Task details
Across the listing below, how many lines include the word "care"? The answer is that number, with nothing added.
◇ ◇ ◇ ◇
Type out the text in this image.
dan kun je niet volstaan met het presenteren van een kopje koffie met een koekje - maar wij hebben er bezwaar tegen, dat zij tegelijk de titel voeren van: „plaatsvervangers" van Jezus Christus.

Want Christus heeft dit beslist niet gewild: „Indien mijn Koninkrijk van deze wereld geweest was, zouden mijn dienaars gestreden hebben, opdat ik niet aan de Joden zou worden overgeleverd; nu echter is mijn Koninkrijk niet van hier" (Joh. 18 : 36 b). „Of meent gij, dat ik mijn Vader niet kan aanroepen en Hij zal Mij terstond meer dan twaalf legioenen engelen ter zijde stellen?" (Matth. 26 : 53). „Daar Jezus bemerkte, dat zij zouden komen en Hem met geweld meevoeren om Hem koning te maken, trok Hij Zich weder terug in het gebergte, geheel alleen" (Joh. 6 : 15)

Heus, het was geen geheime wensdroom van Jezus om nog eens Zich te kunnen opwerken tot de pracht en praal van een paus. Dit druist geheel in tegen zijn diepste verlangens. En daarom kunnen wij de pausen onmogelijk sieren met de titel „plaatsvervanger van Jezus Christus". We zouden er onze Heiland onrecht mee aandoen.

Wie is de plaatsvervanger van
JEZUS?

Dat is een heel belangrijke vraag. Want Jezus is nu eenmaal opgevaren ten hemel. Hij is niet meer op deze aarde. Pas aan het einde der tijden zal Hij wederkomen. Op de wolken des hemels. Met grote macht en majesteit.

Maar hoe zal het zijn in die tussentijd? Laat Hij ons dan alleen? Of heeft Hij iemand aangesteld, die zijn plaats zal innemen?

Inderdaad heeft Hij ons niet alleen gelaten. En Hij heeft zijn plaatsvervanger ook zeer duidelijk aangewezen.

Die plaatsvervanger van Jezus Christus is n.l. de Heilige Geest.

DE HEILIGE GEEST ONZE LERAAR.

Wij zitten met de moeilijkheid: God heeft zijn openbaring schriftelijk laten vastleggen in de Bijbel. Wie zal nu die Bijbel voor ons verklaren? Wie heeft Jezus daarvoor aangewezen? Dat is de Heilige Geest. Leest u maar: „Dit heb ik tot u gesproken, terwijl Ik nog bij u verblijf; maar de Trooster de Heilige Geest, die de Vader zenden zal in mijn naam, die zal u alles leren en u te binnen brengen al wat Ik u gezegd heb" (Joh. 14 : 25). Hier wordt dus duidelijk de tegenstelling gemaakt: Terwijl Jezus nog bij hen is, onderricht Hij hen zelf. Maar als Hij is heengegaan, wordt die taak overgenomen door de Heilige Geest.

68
◇ ◇ ◇ ◇
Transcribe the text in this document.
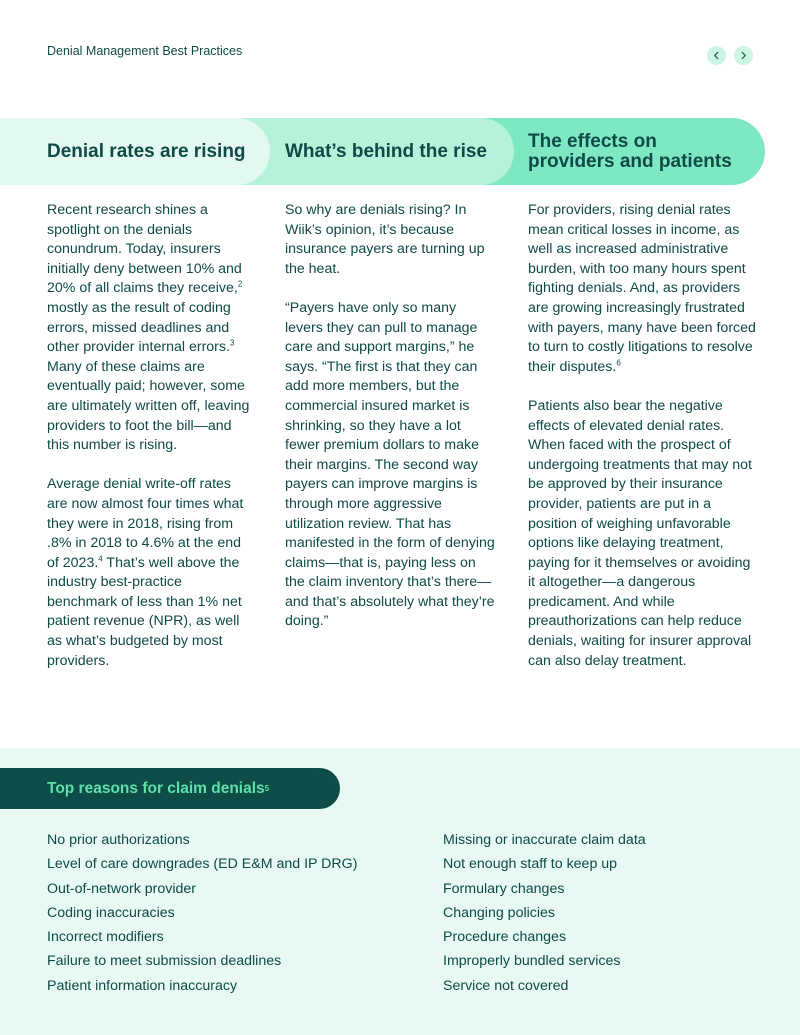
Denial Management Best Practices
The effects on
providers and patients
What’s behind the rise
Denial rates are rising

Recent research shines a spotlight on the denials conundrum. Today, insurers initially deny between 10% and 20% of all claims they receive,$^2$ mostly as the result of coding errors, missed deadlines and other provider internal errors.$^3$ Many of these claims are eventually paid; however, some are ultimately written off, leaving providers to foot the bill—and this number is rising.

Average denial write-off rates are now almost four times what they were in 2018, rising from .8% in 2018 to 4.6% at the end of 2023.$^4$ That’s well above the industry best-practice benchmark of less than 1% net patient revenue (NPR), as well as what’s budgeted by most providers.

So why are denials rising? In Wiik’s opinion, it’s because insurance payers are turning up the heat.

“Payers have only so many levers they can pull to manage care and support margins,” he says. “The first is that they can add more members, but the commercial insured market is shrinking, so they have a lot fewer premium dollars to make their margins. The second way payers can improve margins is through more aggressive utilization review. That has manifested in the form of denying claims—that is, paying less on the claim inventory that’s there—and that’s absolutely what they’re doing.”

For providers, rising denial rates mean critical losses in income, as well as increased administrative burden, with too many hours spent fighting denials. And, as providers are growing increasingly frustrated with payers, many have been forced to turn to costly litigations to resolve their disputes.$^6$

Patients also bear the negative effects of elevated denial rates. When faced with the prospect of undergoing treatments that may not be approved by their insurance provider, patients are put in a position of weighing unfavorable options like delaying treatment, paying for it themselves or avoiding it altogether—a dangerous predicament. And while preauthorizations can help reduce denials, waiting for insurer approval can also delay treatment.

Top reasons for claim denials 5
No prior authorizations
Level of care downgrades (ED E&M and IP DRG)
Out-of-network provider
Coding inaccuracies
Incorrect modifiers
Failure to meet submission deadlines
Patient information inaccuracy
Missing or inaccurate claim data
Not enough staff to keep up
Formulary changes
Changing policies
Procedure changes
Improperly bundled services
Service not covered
◇ ◇ ◇ ◇
Task output
2